Given problem: Quote all entries in full, exactly.

Extracted data:
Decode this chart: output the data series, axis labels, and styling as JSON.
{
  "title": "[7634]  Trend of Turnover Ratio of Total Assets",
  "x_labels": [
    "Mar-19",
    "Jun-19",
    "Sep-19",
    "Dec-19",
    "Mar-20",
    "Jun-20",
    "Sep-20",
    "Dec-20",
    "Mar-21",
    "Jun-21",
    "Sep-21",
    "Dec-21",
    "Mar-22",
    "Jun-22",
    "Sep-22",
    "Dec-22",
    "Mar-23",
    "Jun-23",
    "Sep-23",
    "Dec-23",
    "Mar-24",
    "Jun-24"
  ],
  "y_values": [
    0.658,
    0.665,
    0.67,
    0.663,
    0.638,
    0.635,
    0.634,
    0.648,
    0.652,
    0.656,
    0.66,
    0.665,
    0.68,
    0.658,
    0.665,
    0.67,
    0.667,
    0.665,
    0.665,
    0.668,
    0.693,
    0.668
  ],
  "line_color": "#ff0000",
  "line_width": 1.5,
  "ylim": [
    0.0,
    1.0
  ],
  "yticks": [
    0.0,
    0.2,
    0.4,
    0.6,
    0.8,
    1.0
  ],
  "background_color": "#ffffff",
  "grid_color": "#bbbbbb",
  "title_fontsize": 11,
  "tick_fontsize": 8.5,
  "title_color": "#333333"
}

Written response:
Decode this chart: output the data series, axis labels, and styling as JSON.
{
  "title": "[7634]  Trend of Turnover Ratio of Total Assets",
  "x_labels": [
    "Mar-19",
    "Jun-19",
    "Sep-19",
    "Dec-19",
    "Mar-20",
    "Jun-20",
    "Sep-20",
    "Dec-20",
    "Mar-21",
    "Jun-21",
    "Sep-21",
    "Dec-21",
    "Mar-22",
    "Jun-22",
    "Sep-22",
    "Dec-22",
    "Mar-23",
    "Jun-23",
    "Sep-23",
    "Dec-23",
    "Mar-24",
    "Jun-24"
  ],
  "y_values": [
    0.658,
    0.665,
    0.67,
    0.663,
    0.638,
    0.635,
    0.634,
    0.648,
    0.652,
    0.656,
    0.66,
    0.665,
    0.68,
    0.658,
    0.665,
    0.67,
    0.667,
    0.665,
    0.665,
    0.668,
    0.693,
    0.668
  ],
  "line_color": "#ff0000",
  "line_width": 1.5,
  "ylim": [
    0.0,
    1.0
  ],
  "yticks": [
    0.0,
    0.2,
    0.4,
    0.6,
    0.8,
    1.0
  ],
  "background_color": "#ffffff",
  "grid_color": "#bbbbbb",
  "title_fontsize": 11,
  "tick_fontsize": 8.5,
  "title_color": "#333333"
}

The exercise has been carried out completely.